Le second facteur est la solitude : « J’ai toujours le nez dans le guidon, je n’ai plus le temps de réfléchir »
A ceux-là , Olivier Torres dit « syndiquez-vous, impliquez-vous dans des associations, cela vous met dans une logique collective, cela vous sort de votre tracas quotidien ». Il dit même : se syndiquer, c’est bon pour la santé !
Salutogènes
Stress, surcharge, incertitude, solitude les dirigeants devraient être tous malades. Or ils sont souvent bien portants. Olivier Torres cite le psychologue Aaron Antonovsky (1923-1994) qui a développé le concept de « salutogénèse », centré sur la santé et non sur la maladie. Dans ce concept, la santé et la maladie ne sont pas des états qui s’excluent mutuellement, ils marquent plutôt l’extrême de deux pôles à l’intérieur d’un tout. Pour Antonovsky, la santé n’est pas le fait d’un équilibre, mais se crée à partir d’une interaction dynamique entre facteurs de stress et facteurs de protection. A partir de ce constat, la question fondamentale est de savoir comment maîtriser et gérer au mieux les défis et comment soutenir un mouvement en direction du « pôle santé ». La réponse est très personnelle, elle dépend de chacun : ressources physiques, psychiques, interpersonnelles, socioculturelles et matérielles.

== == ==

Recopiez mot pour mot l'extrait sur la santé des dirigeants, à partir de « Le second facteur » et jusqu'à « pour la santé ! ». Les items qui suivent forment un matériau à part, indépendant de l'extrait.

== == ==

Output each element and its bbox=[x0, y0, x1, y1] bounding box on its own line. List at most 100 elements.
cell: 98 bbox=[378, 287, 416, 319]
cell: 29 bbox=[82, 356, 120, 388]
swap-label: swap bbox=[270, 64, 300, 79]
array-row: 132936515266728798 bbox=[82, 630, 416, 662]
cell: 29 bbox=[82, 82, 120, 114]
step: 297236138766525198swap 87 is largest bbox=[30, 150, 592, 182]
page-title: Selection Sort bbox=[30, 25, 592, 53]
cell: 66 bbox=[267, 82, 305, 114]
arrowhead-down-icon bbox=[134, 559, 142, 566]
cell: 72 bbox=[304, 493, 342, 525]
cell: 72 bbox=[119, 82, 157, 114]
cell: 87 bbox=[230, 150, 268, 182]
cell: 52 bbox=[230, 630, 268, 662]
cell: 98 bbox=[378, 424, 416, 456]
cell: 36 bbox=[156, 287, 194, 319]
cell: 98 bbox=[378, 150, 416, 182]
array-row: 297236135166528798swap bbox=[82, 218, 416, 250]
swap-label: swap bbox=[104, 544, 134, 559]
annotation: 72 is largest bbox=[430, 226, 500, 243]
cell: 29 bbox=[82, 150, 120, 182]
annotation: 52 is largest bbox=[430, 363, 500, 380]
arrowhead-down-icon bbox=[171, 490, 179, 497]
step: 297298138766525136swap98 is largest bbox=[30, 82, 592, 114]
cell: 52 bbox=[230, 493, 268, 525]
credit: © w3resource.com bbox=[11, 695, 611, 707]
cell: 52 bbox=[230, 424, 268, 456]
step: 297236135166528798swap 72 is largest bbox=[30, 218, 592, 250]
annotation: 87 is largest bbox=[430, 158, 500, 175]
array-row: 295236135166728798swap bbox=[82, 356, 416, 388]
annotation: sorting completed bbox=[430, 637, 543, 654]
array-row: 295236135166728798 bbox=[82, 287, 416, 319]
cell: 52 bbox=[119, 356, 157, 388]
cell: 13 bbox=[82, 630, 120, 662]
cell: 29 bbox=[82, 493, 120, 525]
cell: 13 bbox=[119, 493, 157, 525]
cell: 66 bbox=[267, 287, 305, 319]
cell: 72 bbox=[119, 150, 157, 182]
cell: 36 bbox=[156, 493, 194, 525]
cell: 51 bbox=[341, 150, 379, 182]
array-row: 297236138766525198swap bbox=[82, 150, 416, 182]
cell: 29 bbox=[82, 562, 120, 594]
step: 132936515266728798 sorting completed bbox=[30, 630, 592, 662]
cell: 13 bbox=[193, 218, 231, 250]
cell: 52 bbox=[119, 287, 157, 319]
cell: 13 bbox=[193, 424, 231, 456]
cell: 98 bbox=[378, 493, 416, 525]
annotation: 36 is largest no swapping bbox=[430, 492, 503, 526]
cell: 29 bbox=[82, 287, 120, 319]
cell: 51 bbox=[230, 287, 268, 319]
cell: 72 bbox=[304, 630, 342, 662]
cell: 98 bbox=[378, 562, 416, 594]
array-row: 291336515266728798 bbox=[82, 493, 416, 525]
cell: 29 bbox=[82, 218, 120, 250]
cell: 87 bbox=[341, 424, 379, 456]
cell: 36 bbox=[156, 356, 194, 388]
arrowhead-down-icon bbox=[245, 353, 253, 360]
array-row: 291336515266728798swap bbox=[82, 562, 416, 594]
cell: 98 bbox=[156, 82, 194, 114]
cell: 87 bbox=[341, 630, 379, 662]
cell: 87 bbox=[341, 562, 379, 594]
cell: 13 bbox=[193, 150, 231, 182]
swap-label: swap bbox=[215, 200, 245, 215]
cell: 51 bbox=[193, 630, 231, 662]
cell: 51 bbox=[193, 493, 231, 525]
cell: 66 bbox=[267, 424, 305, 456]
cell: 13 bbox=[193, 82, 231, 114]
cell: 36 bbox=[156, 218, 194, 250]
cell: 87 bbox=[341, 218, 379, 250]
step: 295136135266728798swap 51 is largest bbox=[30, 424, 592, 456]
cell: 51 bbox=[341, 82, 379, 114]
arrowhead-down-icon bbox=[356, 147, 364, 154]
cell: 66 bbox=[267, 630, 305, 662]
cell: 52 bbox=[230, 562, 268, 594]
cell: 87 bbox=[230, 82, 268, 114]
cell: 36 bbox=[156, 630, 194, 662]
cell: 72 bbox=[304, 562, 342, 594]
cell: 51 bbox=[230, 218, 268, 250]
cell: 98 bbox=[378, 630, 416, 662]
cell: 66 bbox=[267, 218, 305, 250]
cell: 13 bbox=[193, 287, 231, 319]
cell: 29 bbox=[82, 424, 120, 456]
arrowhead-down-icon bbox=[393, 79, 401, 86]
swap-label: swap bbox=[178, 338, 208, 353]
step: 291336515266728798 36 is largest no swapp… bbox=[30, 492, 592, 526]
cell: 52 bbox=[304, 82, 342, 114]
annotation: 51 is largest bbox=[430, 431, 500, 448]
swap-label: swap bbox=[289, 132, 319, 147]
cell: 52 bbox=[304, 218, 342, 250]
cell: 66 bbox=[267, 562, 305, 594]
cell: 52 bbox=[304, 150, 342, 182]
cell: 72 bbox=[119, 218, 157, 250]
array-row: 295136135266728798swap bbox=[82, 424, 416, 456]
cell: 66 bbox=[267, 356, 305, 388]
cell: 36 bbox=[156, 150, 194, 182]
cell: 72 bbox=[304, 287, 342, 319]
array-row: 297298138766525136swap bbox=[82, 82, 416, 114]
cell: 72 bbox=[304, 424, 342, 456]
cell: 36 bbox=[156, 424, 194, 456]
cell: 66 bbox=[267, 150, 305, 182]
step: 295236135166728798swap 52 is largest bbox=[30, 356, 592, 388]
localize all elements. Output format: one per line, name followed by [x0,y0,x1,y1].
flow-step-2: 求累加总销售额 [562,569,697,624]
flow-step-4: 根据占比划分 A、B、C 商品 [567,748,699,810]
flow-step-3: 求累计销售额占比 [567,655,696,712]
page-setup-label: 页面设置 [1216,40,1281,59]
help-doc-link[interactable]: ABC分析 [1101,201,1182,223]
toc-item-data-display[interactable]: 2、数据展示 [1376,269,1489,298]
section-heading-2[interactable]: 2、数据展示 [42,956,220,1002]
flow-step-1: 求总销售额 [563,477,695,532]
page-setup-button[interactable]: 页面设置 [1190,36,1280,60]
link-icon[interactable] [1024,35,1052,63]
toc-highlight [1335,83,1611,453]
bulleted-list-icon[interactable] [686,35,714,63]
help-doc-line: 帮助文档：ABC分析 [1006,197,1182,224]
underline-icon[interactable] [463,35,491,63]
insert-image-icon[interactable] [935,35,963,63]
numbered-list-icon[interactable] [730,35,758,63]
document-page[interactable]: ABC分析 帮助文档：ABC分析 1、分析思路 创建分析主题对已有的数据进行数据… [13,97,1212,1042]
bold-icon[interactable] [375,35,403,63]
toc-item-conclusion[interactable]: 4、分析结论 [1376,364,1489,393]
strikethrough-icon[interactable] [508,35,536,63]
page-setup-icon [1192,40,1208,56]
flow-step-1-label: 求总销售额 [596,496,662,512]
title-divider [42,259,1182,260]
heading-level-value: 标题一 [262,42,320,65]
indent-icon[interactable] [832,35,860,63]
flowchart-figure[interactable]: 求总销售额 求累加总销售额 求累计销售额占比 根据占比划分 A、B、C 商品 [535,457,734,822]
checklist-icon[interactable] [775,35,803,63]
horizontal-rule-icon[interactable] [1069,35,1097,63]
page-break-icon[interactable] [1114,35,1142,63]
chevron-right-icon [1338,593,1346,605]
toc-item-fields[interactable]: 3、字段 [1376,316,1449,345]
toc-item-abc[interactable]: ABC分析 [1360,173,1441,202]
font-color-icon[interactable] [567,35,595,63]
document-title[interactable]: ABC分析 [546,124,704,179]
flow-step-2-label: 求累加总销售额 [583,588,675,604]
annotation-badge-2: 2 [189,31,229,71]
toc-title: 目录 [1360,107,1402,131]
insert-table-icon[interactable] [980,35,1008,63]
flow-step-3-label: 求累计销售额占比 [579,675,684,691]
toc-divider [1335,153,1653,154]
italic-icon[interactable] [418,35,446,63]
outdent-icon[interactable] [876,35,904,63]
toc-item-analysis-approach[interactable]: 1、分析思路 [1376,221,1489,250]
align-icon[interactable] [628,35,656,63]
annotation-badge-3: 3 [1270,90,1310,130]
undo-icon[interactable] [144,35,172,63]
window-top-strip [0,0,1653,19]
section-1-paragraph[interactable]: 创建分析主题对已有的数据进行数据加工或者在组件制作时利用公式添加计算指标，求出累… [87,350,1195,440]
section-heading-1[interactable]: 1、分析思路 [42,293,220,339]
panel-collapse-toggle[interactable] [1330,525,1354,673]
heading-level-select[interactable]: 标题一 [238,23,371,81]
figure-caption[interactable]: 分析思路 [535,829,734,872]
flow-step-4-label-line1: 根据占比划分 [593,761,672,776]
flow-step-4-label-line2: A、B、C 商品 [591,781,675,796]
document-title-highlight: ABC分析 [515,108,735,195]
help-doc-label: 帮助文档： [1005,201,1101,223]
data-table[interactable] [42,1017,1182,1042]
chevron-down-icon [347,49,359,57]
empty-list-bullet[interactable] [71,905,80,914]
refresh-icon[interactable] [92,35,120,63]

== == ==

_RÉPONSE ATTENDUE:_
Le second facteur est la solitude : « J’ai toujours le nez dans le guidon, je n’ai plus le temps de réfléchir »
A ceux-là , Olivier Torres dit « syndiquez-vous, impliquez-vous dans des associations, cela vous met dans une logique collective, cela vous sort de votre tracas quotidien ». Il dit même : se syndiquer, c’est bon pour la santé !